## GOAL
What follows is a listing to be transcribed exactly.
....
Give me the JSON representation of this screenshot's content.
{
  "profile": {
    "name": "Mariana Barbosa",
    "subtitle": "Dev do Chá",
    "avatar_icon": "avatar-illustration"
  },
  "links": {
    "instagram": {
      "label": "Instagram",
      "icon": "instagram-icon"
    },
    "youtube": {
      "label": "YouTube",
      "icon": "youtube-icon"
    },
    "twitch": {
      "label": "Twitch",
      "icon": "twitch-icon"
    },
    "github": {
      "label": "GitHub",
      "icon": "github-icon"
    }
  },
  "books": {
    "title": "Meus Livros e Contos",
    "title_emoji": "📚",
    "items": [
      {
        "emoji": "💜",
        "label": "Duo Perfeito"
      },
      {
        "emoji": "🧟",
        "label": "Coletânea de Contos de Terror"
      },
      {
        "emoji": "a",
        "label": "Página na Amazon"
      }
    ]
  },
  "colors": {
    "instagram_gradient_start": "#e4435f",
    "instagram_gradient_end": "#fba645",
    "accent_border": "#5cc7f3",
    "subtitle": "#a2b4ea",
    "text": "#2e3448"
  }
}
....
## THE COMPLETED TASK
Give me the JSON representation of this screenshot's content.
{
  "profile": {
    "name": "Mariana Barbosa",
    "subtitle": "Dev do Chá",
    "avatar_icon": "avatar-illustration"
  },
  "links": {
    "instagram": {
      "label": "Instagram",
      "icon": "instagram-icon"
    },
    "youtube": {
      "label": "YouTube",
      "icon": "youtube-icon"
    },
    "twitch": {
      "label": "Twitch",
      "icon": "twitch-icon"
    },
    "github": {
      "label": "GitHub",
      "icon": "github-icon"
    }
  },
  "books": {
    "title": "Meus Livros e Contos",
    "title_emoji": "📚",
    "items": [
      {
        "emoji": "💜",
        "label": "Duo Perfeito"
      },
      {
        "emoji": "🧟",
        "label": "Coletânea de Contos de Terror"
      },
      {
        "emoji": "a",
        "label": "Página na Amazon"
      }
    ]
  },
  "colors": {
    "instagram_gradient_start": "#e4435f",
    "instagram_gradient_end": "#fba645",
    "accent_border": "#5cc7f3",
    "subtitle": "#a2b4ea",
    "text": "#2e3448"
  }
}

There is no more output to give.